-- BEGIN --

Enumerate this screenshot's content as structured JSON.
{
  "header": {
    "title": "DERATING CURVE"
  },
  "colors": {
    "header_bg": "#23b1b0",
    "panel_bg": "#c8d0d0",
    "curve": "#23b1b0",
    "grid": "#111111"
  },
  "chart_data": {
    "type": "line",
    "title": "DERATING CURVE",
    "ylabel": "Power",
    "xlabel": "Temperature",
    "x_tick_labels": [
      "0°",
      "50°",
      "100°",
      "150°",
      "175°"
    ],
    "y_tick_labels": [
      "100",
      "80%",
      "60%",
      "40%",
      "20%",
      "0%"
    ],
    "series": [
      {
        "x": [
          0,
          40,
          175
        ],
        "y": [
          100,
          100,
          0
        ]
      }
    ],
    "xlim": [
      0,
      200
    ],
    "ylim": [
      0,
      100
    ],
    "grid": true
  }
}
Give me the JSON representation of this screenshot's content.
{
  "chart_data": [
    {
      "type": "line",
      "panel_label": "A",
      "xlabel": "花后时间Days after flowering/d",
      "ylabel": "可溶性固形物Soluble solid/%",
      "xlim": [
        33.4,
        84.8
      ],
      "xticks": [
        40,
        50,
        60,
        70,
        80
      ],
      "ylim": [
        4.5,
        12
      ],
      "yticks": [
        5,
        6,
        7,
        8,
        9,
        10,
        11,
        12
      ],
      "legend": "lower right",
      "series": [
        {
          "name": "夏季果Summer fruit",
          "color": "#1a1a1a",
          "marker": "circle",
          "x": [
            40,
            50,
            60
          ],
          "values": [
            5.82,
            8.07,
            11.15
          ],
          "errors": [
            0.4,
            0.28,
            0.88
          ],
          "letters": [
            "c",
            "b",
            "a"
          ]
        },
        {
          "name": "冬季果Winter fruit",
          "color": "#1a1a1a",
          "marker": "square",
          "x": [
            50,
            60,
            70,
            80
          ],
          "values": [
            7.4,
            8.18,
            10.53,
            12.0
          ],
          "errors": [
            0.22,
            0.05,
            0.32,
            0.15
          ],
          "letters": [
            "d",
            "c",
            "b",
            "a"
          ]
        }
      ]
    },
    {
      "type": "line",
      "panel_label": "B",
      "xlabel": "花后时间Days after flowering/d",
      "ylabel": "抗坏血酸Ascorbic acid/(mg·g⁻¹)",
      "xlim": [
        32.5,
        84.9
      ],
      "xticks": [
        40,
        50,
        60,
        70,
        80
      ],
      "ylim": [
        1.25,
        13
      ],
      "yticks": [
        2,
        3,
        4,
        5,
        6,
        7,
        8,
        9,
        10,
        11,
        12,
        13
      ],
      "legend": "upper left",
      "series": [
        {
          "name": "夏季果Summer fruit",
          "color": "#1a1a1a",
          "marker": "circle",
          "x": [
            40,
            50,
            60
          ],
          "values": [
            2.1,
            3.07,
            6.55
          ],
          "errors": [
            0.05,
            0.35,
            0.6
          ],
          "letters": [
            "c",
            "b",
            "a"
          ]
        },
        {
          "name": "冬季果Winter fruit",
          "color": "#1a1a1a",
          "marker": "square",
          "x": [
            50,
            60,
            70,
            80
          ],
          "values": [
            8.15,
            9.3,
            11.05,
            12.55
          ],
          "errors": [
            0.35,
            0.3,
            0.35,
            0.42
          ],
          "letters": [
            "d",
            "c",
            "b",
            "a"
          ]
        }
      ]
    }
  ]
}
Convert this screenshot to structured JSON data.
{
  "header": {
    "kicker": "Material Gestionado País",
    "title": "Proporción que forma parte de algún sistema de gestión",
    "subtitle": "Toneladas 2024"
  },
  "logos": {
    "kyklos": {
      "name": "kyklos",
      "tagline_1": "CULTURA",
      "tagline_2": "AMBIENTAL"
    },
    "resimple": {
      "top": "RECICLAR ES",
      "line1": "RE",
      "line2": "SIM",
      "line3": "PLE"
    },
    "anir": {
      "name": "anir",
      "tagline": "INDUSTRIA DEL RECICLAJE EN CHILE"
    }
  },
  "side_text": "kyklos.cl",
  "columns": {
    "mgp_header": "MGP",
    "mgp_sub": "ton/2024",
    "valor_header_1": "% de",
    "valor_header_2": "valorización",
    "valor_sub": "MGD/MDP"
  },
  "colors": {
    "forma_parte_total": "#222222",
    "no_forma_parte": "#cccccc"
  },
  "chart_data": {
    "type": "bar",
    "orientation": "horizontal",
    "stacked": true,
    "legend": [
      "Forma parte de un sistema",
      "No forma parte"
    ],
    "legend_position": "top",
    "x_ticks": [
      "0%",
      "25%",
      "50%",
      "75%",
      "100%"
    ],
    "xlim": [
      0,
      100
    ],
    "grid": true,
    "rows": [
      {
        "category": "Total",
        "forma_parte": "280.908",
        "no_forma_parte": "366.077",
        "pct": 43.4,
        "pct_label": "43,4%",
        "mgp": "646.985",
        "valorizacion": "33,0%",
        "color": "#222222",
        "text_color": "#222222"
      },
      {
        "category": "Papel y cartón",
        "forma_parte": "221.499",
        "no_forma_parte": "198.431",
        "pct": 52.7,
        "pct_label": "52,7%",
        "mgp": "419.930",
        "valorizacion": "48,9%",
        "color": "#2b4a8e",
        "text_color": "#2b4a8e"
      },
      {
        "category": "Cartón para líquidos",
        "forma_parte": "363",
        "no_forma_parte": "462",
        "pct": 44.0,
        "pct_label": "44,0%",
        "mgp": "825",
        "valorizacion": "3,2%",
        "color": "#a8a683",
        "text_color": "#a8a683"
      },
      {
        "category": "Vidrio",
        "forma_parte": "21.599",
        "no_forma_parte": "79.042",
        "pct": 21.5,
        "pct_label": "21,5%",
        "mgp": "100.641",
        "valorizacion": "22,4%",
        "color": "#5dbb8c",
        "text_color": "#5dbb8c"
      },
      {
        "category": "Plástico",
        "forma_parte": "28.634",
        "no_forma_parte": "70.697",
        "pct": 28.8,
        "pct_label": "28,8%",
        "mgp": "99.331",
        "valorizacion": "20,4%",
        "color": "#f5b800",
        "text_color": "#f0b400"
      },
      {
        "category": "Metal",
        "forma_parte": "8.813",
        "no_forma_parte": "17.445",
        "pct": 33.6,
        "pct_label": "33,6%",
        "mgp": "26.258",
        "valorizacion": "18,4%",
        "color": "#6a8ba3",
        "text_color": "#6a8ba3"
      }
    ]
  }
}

-- END --

EXERCISE AIM:
Write out every entry exactly as given.

EXERCISE OUTPUT:
Enumerate this screenshot's content as structured JSON.
{
  "header": {
    "title": "DERATING CURVE"
  },
  "colors": {
    "header_bg": "#23b1b0",
    "panel_bg": "#c8d0d0",
    "curve": "#23b1b0",
    "grid": "#111111"
  },
  "chart_data": {
    "type": "line",
    "title": "DERATING CURVE",
    "ylabel": "Power",
    "xlabel": "Temperature",
    "x_tick_labels": [
      "0°",
      "50°",
      "100°",
      "150°",
      "175°"
    ],
    "y_tick_labels": [
      "100",
      "80%",
      "60%",
      "40%",
      "20%",
      "0%"
    ],
    "series": [
      {
        "x": [
          0,
          40,
          175
        ],
        "y": [
          100,
          100,
          0
        ]
      }
    ],
    "xlim": [
      0,
      200
    ],
    "ylim": [
      0,
      100
    ],
    "grid": true
  }
}
Give me the JSON representation of this screenshot's content.
{
  "chart_data": [
    {
      "type": "line",
      "panel_label": "A",
      "xlabel": "花后时间Days after flowering/d",
      "ylabel": "可溶性固形物Soluble solid/%",
      "xlim": [
        33.4,
        84.8
      ],
      "xticks": [
        40,
        50,
        60,
        70,
        80
      ],
      "ylim": [
        4.5,
        12
      ],
      "yticks": [
        5,
        6,
        7,
        8,
        9,
        10,
        11,
        12
      ],
      "legend": "lower right",
      "series": [
        {
          "name": "夏季果Summer fruit",
          "color": "#1a1a1a",
          "marker": "circle",
          "x": [
            40,
            50,
            60
          ],
          "values": [
            5.82,
            8.07,
            11.15
          ],
          "errors": [
            0.4,
            0.28,
            0.88
          ],
          "letters": [
            "c",
            "b",
            "a"
          ]
        },
        {
          "name": "冬季果Winter fruit",
          "color": "#1a1a1a",
          "marker": "square",
          "x": [
            50,
            60,
            70,
            80
          ],
          "values": [
            7.4,
            8.18,
            10.53,
            12.0
          ],
          "errors": [
            0.22,
            0.05,
            0.32,
            0.15
          ],
          "letters": [
            "d",
            "c",
            "b",
            "a"
          ]
        }
      ]
    },
    {
      "type": "line",
      "panel_label": "B",
      "xlabel": "花后时间Days after flowering/d",
      "ylabel": "抗坏血酸Ascorbic acid/(mg·g⁻¹)",
      "xlim": [
        32.5,
        84.9
      ],
      "xticks": [
        40,
        50,
        60,
        70,
        80
      ],
      "ylim": [
        1.25,
        13
      ],
      "yticks": [
        2,
        3,
        4,
        5,
        6,
        7,
        8,
        9,
        10,
        11,
        12,
        13
      ],
      "legend": "upper left",
      "series": [
        {
          "name": "夏季果Summer fruit",
          "color": "#1a1a1a",
          "marker": "circle",
          "x": [
            40,
            50,
            60
          ],
          "values": [
            2.1,
            3.07,
            6.55
          ],
          "errors": [
            0.05,
            0.35,
            0.6
          ],
          "letters": [
            "c",
            "b",
            "a"
          ]
        },
        {
          "name": "冬季果Winter fruit",
          "color": "#1a1a1a",
          "marker": "square",
          "x": [
            50,
            60,
            70,
            80
          ],
          "values": [
            8.15,
            9.3,
            11.05,
            12.55
          ],
          "errors": [
            0.35,
            0.3,
            0.35,
            0.42
          ],
          "letters": [
            "d",
            "c",
            "b",
            "a"
          ]
        }
      ]
    }
  ]
}
Convert this screenshot to structured JSON data.
{
  "header": {
    "kicker": "Material Gestionado País",
    "title": "Proporción que forma parte de algún sistema de gestión",
    "subtitle": "Toneladas 2024"
  },
  "logos": {
    "kyklos": {
      "name": "kyklos",
      "tagline_1": "CULTURA",
      "tagline_2": "AMBIENTAL"
    },
    "resimple": {
      "top": "RECICLAR ES",
      "line1": "RE",
      "line2": "SIM",
      "line3": "PLE"
    },
    "anir": {
      "name": "anir",
      "tagline": "INDUSTRIA DEL RECICLAJE EN CHILE"
    }
  },
  "side_text": "kyklos.cl",
  "columns": {
    "mgp_header": "MGP",
    "mgp_sub": "ton/2024",
    "valor_header_1": "% de",
    "valor_header_2": "valorización",
    "valor_sub": "MGD/MDP"
  },
  "colors": {
    "forma_parte_total": "#222222",
    "no_forma_parte": "#cccccc"
  },
  "chart_data": {
    "type": "bar",
    "orientation": "horizontal",
    "stacked": true,
    "legend": [
      "Forma parte de un sistema",
      "No forma parte"
    ],
    "legend_position": "top",
    "x_ticks": [
      "0%",
      "25%",
      "50%",
      "75%",
      "100%"
    ],
    "xlim": [
      0,
      100
    ],
    "grid": true,
    "rows": [
      {
        "category": "Total",
        "forma_parte": "280.908",
        "no_forma_parte": "366.077",
        "pct": 43.4,
        "pct_label": "43,4%",
        "mgp": "646.985",
        "valorizacion": "33,0%",
        "color": "#222222",
        "text_color": "#222222"
      },
      {
        "category": "Papel y cartón",
        "forma_parte": "221.499",
        "no_forma_parte": "198.431",
        "pct": 52.7,
        "pct_label": "52,7%",
        "mgp": "419.930",
        "valorizacion": "48,9%",
        "color": "#2b4a8e",
        "text_color": "#2b4a8e"
      },
      {
        "category": "Cartón para líquidos",
        "forma_parte": "363",
        "no_forma_parte": "462",
        "pct": 44.0,
        "pct_label": "44,0%",
        "mgp": "825",
        "valorizacion": "3,2%",
        "color": "#a8a683",
        "text_color": "#a8a683"
      },
      {
        "category": "Vidrio",
        "forma_parte": "21.599",
        "no_forma_parte": "79.042",
        "pct": 21.5,
        "pct_label": "21,5%",
        "mgp": "100.641",
        "valorizacion": "22,4%",
        "color": "#5dbb8c",
        "text_color": "#5dbb8c"
      },
      {
        "category": "Plástico",
        "forma_parte": "28.634",
        "no_forma_parte": "70.697",
        "pct": 28.8,
        "pct_label": "28,8%",
        "mgp": "99.331",
        "valorizacion": "20,4%",
        "color": "#f5b800",
        "text_color": "#f0b400"
      },
      {
        "category": "Metal",
        "forma_parte": "8.813",
        "no_forma_parte": "17.445",
        "pct": 33.6,
        "pct_label": "33,6%",
        "mgp": "26.258",
        "valorizacion": "18,4%",
        "color": "#6a8ba3",
        "text_color": "#6a8ba3"
      }
    ]
  }
}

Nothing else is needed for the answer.